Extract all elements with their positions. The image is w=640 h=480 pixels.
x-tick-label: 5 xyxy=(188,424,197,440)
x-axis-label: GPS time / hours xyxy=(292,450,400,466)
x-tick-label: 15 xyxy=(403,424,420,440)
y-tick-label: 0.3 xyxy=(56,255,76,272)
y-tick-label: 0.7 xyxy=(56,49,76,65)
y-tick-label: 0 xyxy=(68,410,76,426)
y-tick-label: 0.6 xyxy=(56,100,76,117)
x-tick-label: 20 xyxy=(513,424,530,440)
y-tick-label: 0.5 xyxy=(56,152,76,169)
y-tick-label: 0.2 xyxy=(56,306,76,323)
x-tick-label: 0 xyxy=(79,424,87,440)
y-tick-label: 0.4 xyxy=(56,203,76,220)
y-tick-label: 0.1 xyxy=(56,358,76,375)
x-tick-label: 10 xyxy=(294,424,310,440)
-------------------------
## Problem statement:
Rewrite every line of the records above as a numbered list, leaving out any blank lines.

## Result of this exercise:
1. Extract all elements with their positions. The image is w=640 h=480 pixels.
2. x-tick-label: 5 xyxy=(188,424,197,440)
3. x-axis-label: GPS time / hours xyxy=(292,450,400,466)
4. x-tick-label: 15 xyxy=(403,424,420,440)
5. y-tick-label: 0.3 xyxy=(56,255,76,272)
6. y-tick-label: 0.7 xyxy=(56,49,76,65)
7. y-tick-label: 0 xyxy=(68,410,76,426)
8. y-tick-label: 0.6 xyxy=(56,100,76,117)
9. x-tick-label: 20 xyxy=(513,424,530,440)
10. y-tick-label: 0.5 xyxy=(56,152,76,169)
11. y-tick-label: 0.2 xyxy=(56,306,76,323)
12. x-tick-label: 0 xyxy=(79,424,87,440)
13. y-tick-label: 0.4 xyxy=(56,203,76,220)
14. y-tick-label: 0.1 xyxy=(56,358,76,375)
15. x-tick-label: 10 xyxy=(294,424,310,440)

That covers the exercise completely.